■ AIM OF THE EXERCISE:
Every line holding the string "label" should be gathered.

****************************************

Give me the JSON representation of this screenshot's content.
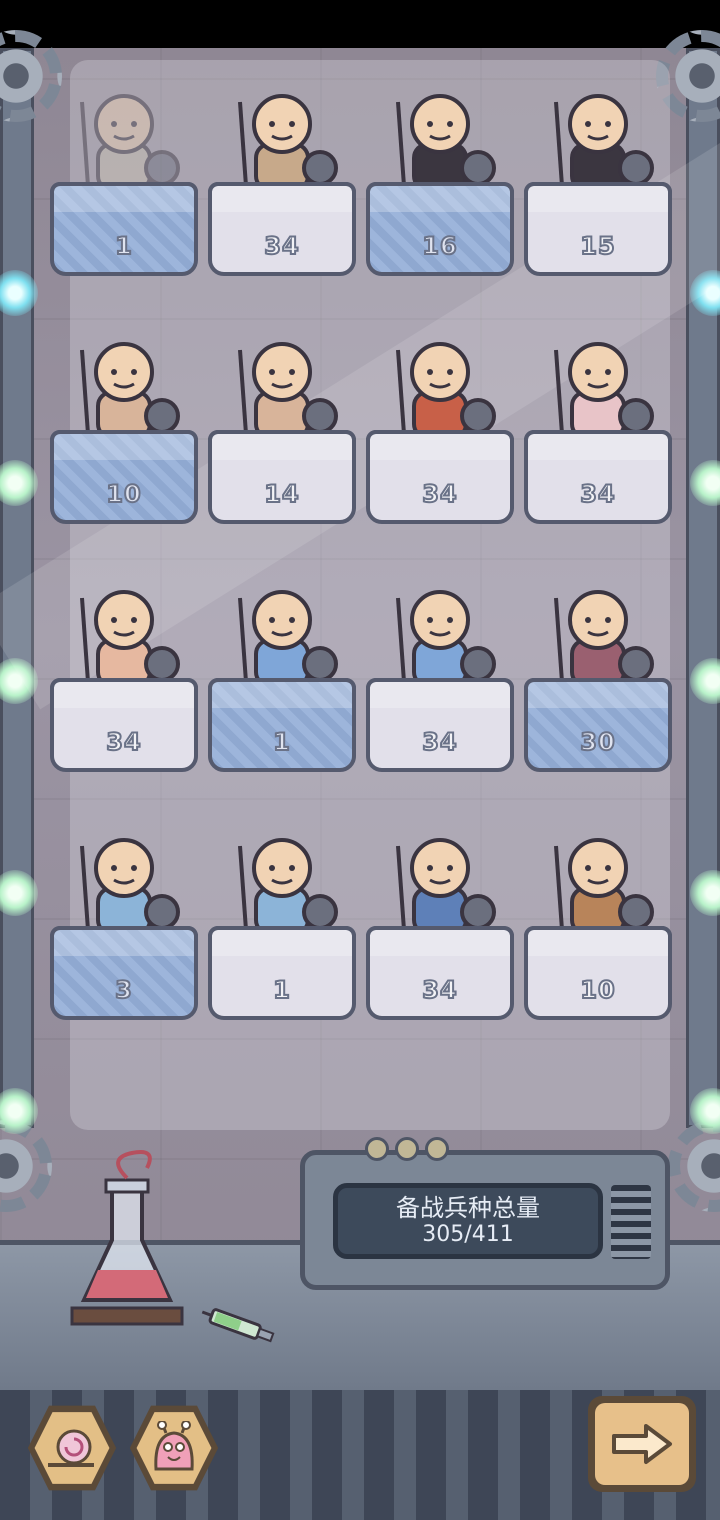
{
  "panel": {
    "title": "备战兵种总量",
    "total": "305/411"
  },
  "units": [
    {
      "count": "1",
      "card": "blue"
    },
    {
      "count": "34",
      "card": "white"
    },
    {
      "count": "16",
      "card": "blue"
    },
    {
      "count": "15",
      "card": "white"
    },
    {
      "count": "10",
      "card": "blue"
    },
    {
      "count": "14",
      "card": "white"
    },
    {
      "count": "34",
      "card": "white"
    },
    {
      "count": "34",
      "card": "white"
    },
    {
      "count": "34",
      "card": "white"
    },
    {
      "count": "1",
      "card": "blue"
    },
    {
      "count": "34",
      "card": "white"
    },
    {
      "count": "30",
      "card": "blue"
    },
    {
      "count": "3",
      "card": "blue"
    },
    {
      "count": "1",
      "card": "white"
    },
    {
      "count": "34",
      "card": "white"
    },
    {
      "count": "10",
      "card": "white"
    }
  ],
  "icons": {
    "snail_button": "snail-icon",
    "slug_button": "slug-icon",
    "next_button": "arrow-right-icon"
  },
  "colors": {
    "card_blue": "#9db5db",
    "card_white": "#e2e0ea",
    "button_gold": "#e7c08a",
    "screen_bg": "#3d4a5b"
  }
}
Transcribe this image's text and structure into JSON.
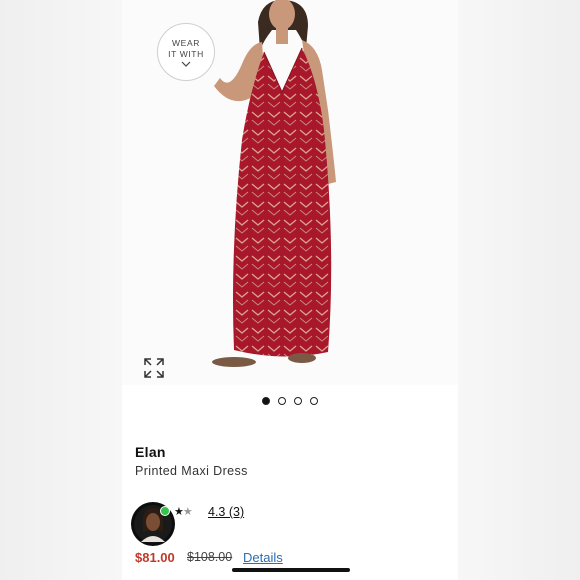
{
  "wear_button": {
    "line1": "WEAR",
    "line2": "IT WITH",
    "icon": "chevron-down-icon"
  },
  "gallery": {
    "expand_icon": "expand-arrows-icon",
    "total_images": 4,
    "active_index": 0
  },
  "product": {
    "brand": "Elan",
    "name": "Printed Maxi Dress",
    "dress_color": "#a8172b"
  },
  "review": {
    "stars_text": "★",
    "half_star": "★",
    "rating_text": "4.3 (3)",
    "rating_value": 4.3
  },
  "pricing": {
    "sale": "$81.00",
    "original": "$108.00",
    "details_link": "Details",
    "sale_color": "#c0392b"
  }
}
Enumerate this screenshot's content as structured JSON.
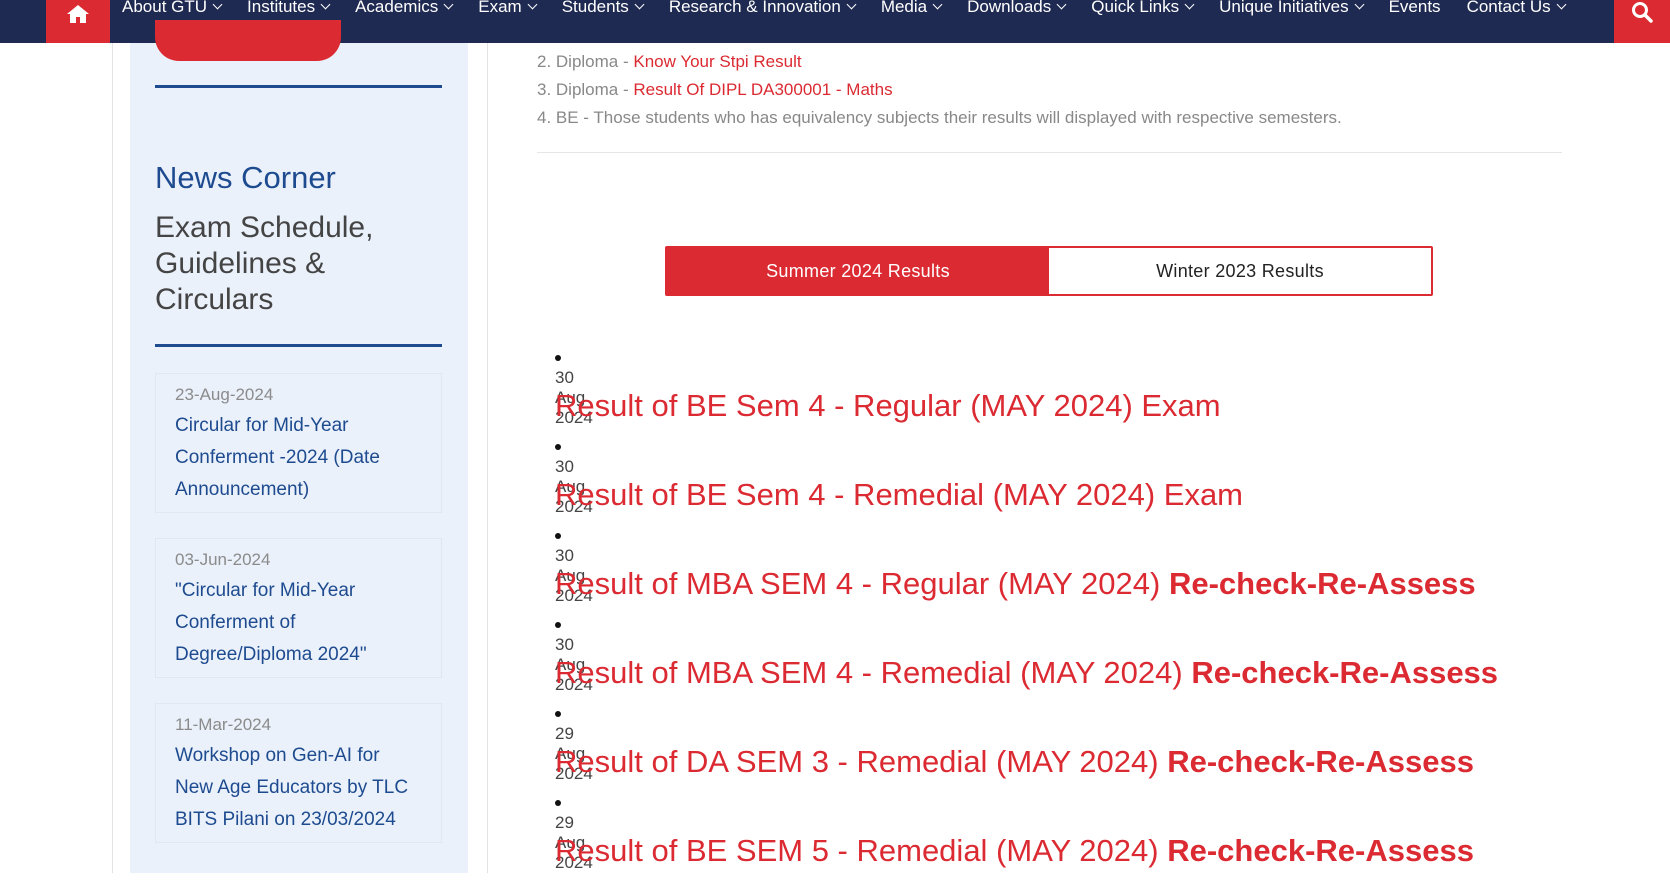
{
  "nav": {
    "items": [
      {
        "label": "About GTU"
      },
      {
        "label": "Institutes"
      },
      {
        "label": "Academics"
      },
      {
        "label": "Exam"
      },
      {
        "label": "Students"
      },
      {
        "label": "Research & Innovation"
      },
      {
        "label": "Media"
      },
      {
        "label": "Downloads"
      },
      {
        "label": "Quick Links"
      },
      {
        "label": "Unique Initiatives"
      },
      {
        "label": "Events"
      },
      {
        "label": "Contact Us"
      }
    ]
  },
  "sidebar": {
    "title": "News Corner",
    "subtitle": "Exam Schedule, Guidelines & Circulars",
    "news": [
      {
        "date": "23-Aug-2024",
        "text": "Circular for Mid-Year Conferment -2024 (Date Announcement)"
      },
      {
        "date": "03-Jun-2024",
        "text": "\"Circular for Mid-Year Conferment of Degree/Diploma 2024\""
      },
      {
        "date": "11-Mar-2024",
        "text": "Workshop on Gen-AI for New Age Educators by TLC BITS Pilani on 23/03/2024"
      }
    ]
  },
  "notes": [
    {
      "prefix": "2. Diploma - ",
      "link": "Know Your Stpi Result"
    },
    {
      "prefix": "3. Diploma - ",
      "link": "Result Of DIPL DA300001 - Maths"
    },
    {
      "prefix": "4. BE - Those students who has equivalency subjects their results will displayed with respective semesters.",
      "link": ""
    }
  ],
  "tabs": {
    "active": "Summer 2024 Results",
    "inactive": "Winter 2023 Results"
  },
  "results": [
    {
      "date": "30 Aug 2024",
      "title": "Result of BE Sem 4 - Regular (MAY 2024) Exam",
      "extra": ""
    },
    {
      "date": "30 Aug 2024",
      "title": "Result of BE Sem 4 - Remedial (MAY 2024) Exam",
      "extra": ""
    },
    {
      "date": "30 Aug 2024",
      "title": "Result of MBA SEM 4 - Regular (MAY 2024) ",
      "extra": "Re-check-Re-Assess"
    },
    {
      "date": "30 Aug 2024",
      "title": "Result of MBA SEM 4 - Remedial (MAY 2024) ",
      "extra": "Re-check-Re-Assess"
    },
    {
      "date": "29 Aug 2024",
      "title": "Result of DA SEM 3 - Remedial (MAY 2024) ",
      "extra": "Re-check-Re-Assess"
    },
    {
      "date": "29 Aug 2024",
      "title": "Result of BE SEM 5 - Remedial (MAY 2024) ",
      "extra": "Re-check-Re-Assess"
    }
  ]
}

****************************************

■ SOLUTION TO THIS PROBLEM:
        "label": "About GTU"
        "label": "Institutes"
        "label": "Academics"
        "label": "Exam"
        "label": "Students"
        "label": "Research & Innovation"
        "label": "Media"
        "label": "Downloads"
        "label": "Quick Links"
        "label": "Unique Initiatives"
        "label": "Events"
        "label": "Contact Us"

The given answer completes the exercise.